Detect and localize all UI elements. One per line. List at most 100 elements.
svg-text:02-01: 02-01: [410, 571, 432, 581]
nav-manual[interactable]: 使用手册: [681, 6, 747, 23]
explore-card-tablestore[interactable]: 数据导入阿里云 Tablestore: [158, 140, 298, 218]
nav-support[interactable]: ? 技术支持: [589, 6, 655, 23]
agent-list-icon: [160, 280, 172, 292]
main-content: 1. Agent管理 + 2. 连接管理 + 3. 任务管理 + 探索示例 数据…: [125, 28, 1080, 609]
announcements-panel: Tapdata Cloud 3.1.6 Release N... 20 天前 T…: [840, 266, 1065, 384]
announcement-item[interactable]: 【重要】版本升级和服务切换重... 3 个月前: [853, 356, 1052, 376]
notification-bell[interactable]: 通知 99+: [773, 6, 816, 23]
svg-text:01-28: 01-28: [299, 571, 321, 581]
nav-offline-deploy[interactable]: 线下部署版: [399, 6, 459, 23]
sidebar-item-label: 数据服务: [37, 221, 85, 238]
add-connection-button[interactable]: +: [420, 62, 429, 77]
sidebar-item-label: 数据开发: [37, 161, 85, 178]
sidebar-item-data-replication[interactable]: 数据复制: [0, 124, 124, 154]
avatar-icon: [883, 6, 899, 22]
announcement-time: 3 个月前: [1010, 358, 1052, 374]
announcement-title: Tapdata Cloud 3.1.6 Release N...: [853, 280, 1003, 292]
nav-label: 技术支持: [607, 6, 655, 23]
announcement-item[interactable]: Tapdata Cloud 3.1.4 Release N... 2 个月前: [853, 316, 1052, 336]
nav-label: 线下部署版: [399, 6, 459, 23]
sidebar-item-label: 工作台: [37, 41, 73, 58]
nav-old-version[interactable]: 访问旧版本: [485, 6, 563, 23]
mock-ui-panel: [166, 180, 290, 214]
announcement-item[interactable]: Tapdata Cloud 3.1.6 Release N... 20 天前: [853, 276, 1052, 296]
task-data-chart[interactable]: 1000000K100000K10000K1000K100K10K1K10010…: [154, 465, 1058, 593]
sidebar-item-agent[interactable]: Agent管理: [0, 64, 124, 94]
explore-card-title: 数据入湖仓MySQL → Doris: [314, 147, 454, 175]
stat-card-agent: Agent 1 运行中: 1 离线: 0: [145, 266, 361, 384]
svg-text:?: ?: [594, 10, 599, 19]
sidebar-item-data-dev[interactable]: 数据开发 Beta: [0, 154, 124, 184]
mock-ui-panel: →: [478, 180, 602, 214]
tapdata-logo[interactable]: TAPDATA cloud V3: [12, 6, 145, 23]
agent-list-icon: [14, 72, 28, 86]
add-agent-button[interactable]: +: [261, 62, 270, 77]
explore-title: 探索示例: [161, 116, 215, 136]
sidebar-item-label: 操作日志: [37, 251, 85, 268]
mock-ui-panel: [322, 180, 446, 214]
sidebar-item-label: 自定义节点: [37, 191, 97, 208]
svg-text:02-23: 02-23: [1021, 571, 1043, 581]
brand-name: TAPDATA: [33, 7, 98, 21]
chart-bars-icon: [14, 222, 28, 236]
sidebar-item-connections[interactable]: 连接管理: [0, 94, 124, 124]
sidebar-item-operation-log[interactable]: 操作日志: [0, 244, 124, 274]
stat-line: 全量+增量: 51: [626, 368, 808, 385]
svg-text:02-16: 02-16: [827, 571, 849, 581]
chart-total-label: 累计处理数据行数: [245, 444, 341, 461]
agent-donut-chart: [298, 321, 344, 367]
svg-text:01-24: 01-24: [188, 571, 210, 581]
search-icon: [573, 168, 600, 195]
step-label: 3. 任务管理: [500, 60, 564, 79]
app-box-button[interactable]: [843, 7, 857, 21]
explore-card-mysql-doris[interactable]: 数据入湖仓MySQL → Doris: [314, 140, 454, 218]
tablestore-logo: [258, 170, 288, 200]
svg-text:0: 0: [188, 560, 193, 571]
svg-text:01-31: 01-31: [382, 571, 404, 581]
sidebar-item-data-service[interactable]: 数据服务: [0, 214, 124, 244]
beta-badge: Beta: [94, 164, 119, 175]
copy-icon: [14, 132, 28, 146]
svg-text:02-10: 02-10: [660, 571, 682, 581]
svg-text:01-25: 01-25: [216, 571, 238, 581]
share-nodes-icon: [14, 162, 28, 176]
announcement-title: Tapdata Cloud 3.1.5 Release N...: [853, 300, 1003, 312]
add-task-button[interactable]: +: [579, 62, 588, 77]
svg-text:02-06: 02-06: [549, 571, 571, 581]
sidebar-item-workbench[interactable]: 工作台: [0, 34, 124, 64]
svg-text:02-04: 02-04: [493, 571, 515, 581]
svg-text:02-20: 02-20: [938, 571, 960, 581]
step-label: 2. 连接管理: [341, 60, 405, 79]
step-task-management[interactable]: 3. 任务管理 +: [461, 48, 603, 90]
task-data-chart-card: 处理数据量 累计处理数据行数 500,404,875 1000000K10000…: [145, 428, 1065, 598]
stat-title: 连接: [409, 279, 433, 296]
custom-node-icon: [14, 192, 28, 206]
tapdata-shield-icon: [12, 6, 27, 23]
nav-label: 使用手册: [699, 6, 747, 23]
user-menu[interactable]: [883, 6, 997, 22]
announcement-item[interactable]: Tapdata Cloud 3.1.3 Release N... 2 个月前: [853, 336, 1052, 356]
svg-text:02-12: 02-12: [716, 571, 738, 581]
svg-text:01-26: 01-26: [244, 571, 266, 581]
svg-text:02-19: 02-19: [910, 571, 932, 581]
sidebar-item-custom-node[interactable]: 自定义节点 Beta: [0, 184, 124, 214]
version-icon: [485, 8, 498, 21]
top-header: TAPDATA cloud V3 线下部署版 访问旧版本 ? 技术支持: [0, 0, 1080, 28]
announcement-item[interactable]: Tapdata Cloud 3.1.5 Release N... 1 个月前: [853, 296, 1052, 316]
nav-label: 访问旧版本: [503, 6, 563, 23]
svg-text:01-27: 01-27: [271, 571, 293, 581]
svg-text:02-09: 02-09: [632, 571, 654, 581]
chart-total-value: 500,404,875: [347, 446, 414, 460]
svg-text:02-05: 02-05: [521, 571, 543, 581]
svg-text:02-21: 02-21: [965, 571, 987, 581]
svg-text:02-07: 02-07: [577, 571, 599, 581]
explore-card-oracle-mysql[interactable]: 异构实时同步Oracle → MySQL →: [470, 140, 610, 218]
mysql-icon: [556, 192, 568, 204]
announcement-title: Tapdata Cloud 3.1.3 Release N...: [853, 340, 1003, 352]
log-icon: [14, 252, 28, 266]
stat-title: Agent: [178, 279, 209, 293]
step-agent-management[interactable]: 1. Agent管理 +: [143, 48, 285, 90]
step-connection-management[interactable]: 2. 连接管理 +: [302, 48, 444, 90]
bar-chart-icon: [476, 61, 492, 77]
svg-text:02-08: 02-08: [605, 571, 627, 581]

* * *

Aim of the exercise:
Reproduce the entries from their first line through the line containing "465, 1058, 593]", substituting "notice-item" for every occurrence of "announcement-item" and leaving all else unchanged.

Completed exercise:
Detect and localize all UI elements. One per line. List at most 100 elements.
svg-text:02-01: 02-01: [410, 571, 432, 581]
nav-manual[interactable]: 使用手册: [681, 6, 747, 23]
explore-card-tablestore[interactable]: 数据导入阿里云 Tablestore: [158, 140, 298, 218]
nav-support[interactable]: ? 技术支持: [589, 6, 655, 23]
agent-list-icon: [160, 280, 172, 292]
main-content: 1. Agent管理 + 2. 连接管理 + 3. 任务管理 + 探索示例 数据…: [125, 28, 1080, 609]
announcements-panel: Tapdata Cloud 3.1.6 Release N... 20 天前 T…: [840, 266, 1065, 384]
notice-item[interactable]: 【重要】版本升级和服务切换重... 3 个月前: [853, 356, 1052, 376]
notification-bell[interactable]: 通知 99+: [773, 6, 816, 23]
svg-text:01-28: 01-28: [299, 571, 321, 581]
nav-offline-deploy[interactable]: 线下部署版: [399, 6, 459, 23]
sidebar-item-label: 数据服务: [37, 221, 85, 238]
add-connection-button[interactable]: +: [420, 62, 429, 77]
sidebar-item-label: 数据开发: [37, 161, 85, 178]
sidebar-item-data-replication[interactable]: 数据复制: [0, 124, 124, 154]
avatar-icon: [883, 6, 899, 22]
announcement-time: 3 个月前: [1010, 358, 1052, 374]
announcement-title: Tapdata Cloud 3.1.6 Release N...: [853, 280, 1003, 292]
nav-label: 技术支持: [607, 6, 655, 23]
notice-item[interactable]: Tapdata Cloud 3.1.4 Release N... 2 个月前: [853, 316, 1052, 336]
nav-label: 线下部署版: [399, 6, 459, 23]
sidebar-item-label: 工作台: [37, 41, 73, 58]
nav-old-version[interactable]: 访问旧版本: [485, 6, 563, 23]
mock-ui-panel: [166, 180, 290, 214]
notice-item[interactable]: Tapdata Cloud 3.1.6 Release N... 20 天前: [853, 276, 1052, 296]
task-data-chart[interactable]: 1000000K100000K10000K1000K100K10K1K10010…: [154, 465, 1058, 593]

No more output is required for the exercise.